— Exercise requirements —
A - Reproduce the Falling Down score passage word for word, from "There is an" to "snarling low brass.".
B - Continue the Falling Down score passage past its final sentence.

— Source passage —

#####

FALLING DOWN Music Composed by JAMES NEWTON HOWARD INTRADA Special Collection Vol. 265
James Newton Howard's score to the 1993 film Falling Down marked his third collaboration with Joel Schumacher, after Flatliners (1990) and Dying Young (1991). He begins the score with an arresting portrait of irritation and building fury -- jungle drums and abrasive effects grating at anti-hero William Foster until a low, angry horn announces his exit from his automobile and the beginning of his crusade against society. It's the start of a score featuring a complex meld of orchestral music blended with multiple layers of electronics and percussion, both real and synthesized. In keeping with the grim tone of the movie, Howard removed trumpets from the scoring (save one in two very key sequences). By omitting the upper brass register, he was able to lend the music an aura of intensity and impending tragedy without overt signs of warmth or optimism.
To present the world premiere release of James Newton Howard’s score, Intrada was given access to the entire digital scoring session masters vaulted at Warner Bros. The scoring sessions were engineered at Todd-AO by veteran Shawn Murphy, who emphasized the crisp edge this particular score warranted; subsequent mixes were made by Murphy at Capitol Records.
In Falling Down, Michael Douglas plays William Foster, a former defense engineer who has lost his job and, in an ugly divorce, his family. As the film opens, Foster simmers in a Los Angeles traffic jam, finally abandoning his car in disgust. He quickly runs afoul of a Korean grocer and a couple of gangbangers, setting off a series of events that spirals out of control. Weary and seemingly disoriented, he keeps claiming he’s simply trying to get home for his daughter’s birthday, and he does so while placing increasingly threatening calls to his ex-wife (Barbara Hershey). A retiring cop, Prendergast (Robert Duvall), pursues Foster across Los Angeles, eventually facing down the engineer in a fateful confrontation in Venice.
I remember seeing the film at the National Film Theatre in London, I think it was May 1993, may have been 94. Excellent film, very strong score. A definite purchase for me next week!!!
Will get it too, I think I first saw the movie when my older brother rented it and though it doesn't work all the way through for me, it is a great anti-hero movie. 90s James Newton Howard you can't go wrong with!
There was a pretty good breakdown/theme analysis in an old 90's SOUNDTRACK mag, I'll have to pull that at home and give the issue # if anyone cares.
VERY excited about this, its a great score, fairly deep stuff and very well structured, almost like a modernist take on the Fielding/Schifrin 70's scores, but updated with 90's writing. I'm excited to see how Intrada will present this one!
How would you compare the score to his other works? Whats the basic feel? I never saw the film.
There are a few central figures and themes. It's kind of avant garde in some places, especially the music that accompanies Douglas' mental break down on the freeway traffic jam. It's kind of like urban Elliot Goldenthal with quarter tone horns, buzzing electric guitars, orchestral chaos.
There is an ominous horn figure that accompanies Douglas' increasing intolerant mood and a delicate Music box type theme for his daughter.
I'd say the style is very much rooted in '90s JN Howard (aka The Fugitive) and the standout cue is The Pier which is a harried chase cue with frenzied strings and snarling low brass.
Definitely worth the price of admission as the saying goes.

#####

— Given information —
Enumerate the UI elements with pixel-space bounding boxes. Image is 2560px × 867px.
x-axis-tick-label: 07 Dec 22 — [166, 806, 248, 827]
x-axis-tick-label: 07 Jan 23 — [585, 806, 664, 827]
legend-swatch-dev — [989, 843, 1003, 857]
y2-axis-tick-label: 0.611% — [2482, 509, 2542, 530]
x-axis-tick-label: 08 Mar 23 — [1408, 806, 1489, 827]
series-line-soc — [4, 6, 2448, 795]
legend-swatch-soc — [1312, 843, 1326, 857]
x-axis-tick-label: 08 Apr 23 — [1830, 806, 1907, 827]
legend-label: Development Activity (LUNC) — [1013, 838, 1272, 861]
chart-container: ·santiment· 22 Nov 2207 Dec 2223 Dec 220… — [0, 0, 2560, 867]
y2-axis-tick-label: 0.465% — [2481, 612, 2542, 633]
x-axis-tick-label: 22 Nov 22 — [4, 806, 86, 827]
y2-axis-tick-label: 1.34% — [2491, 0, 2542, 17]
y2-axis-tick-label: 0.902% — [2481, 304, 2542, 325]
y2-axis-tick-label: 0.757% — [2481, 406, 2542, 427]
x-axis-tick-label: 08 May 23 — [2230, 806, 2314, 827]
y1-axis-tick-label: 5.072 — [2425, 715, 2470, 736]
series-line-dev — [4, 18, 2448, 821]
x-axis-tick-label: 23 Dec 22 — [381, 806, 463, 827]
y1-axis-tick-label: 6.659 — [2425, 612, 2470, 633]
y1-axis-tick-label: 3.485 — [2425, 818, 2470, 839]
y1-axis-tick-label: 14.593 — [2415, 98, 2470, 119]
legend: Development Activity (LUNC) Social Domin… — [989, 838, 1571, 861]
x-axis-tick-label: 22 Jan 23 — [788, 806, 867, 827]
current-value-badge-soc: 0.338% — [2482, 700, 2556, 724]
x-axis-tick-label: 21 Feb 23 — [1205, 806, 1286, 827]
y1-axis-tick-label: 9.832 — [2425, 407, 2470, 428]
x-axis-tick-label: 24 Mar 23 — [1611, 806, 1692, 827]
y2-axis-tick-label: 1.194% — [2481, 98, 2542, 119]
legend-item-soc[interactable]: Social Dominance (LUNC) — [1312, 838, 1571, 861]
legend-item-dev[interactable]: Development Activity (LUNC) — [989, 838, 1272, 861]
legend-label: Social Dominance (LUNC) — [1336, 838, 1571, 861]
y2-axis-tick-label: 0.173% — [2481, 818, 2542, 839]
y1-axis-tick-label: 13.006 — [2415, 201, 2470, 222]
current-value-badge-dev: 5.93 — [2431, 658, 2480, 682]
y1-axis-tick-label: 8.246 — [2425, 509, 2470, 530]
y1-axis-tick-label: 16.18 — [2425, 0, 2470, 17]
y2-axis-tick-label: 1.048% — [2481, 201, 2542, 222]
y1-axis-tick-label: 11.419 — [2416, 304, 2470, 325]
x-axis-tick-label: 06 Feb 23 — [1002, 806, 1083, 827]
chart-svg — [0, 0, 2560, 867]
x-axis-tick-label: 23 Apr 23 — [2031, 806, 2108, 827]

#####

— Response list —
A -
There is an ominous horn figure that accompanies Douglas' increasing intolerant mood and a delicate Music box type theme for his daughter.
I'd say the style is very much rooted in '90s JN Howard (aka The Fugitive) and the standout cue is The Pier which is a harried chase cue with frenzied strings and snarling low brass.

B -
The music starts very small and electronic/acoustic but as the events of the film unfold and Douglas gets himself into increasingly deeper trouble, the score gets bigger and more like the orchestral powerhouse chase cues from The Fugitive until eventually it all explodes in the climax and then returns to the smaller, music-box / lonely trumpet themes.
Also, a major component in this score is electric guitar. I remember the old, old print b&w issue of FSM did a great article on this score and how it was the best use of electric guitar in a film score and I agree.
The guitar isn't used in a traditional action movie "Days of Thunder" kind of way, its more guttural - never used to celebrate something spectacular, rather illustrate Douglas' dark, unstoppable rampage state. It's also sometimes used in conjunction with some really unsettling instrument that almost sounds like an Australian didgeridoo. Also the sad musicbox theme for Douglas - he buys a snow-globe for his daughter for her birthday.
Howard employs a lot of strange, otherworldly sounds (sometimes acoustic, sometimes synth) to underline the fragile mental state of the main character and the ugly underbelly of the city and it's sleazy inhabitants.
It really is a musical journey that takes you through a day in the life of someone who is losing their grip.
I remember seeing this in theaters back in I guess '93 with my folks. Was totally blown away and I think about certain scenes and bits of dialogue on a daily basis. Totally underrated classic and my favorite performance from Douglas.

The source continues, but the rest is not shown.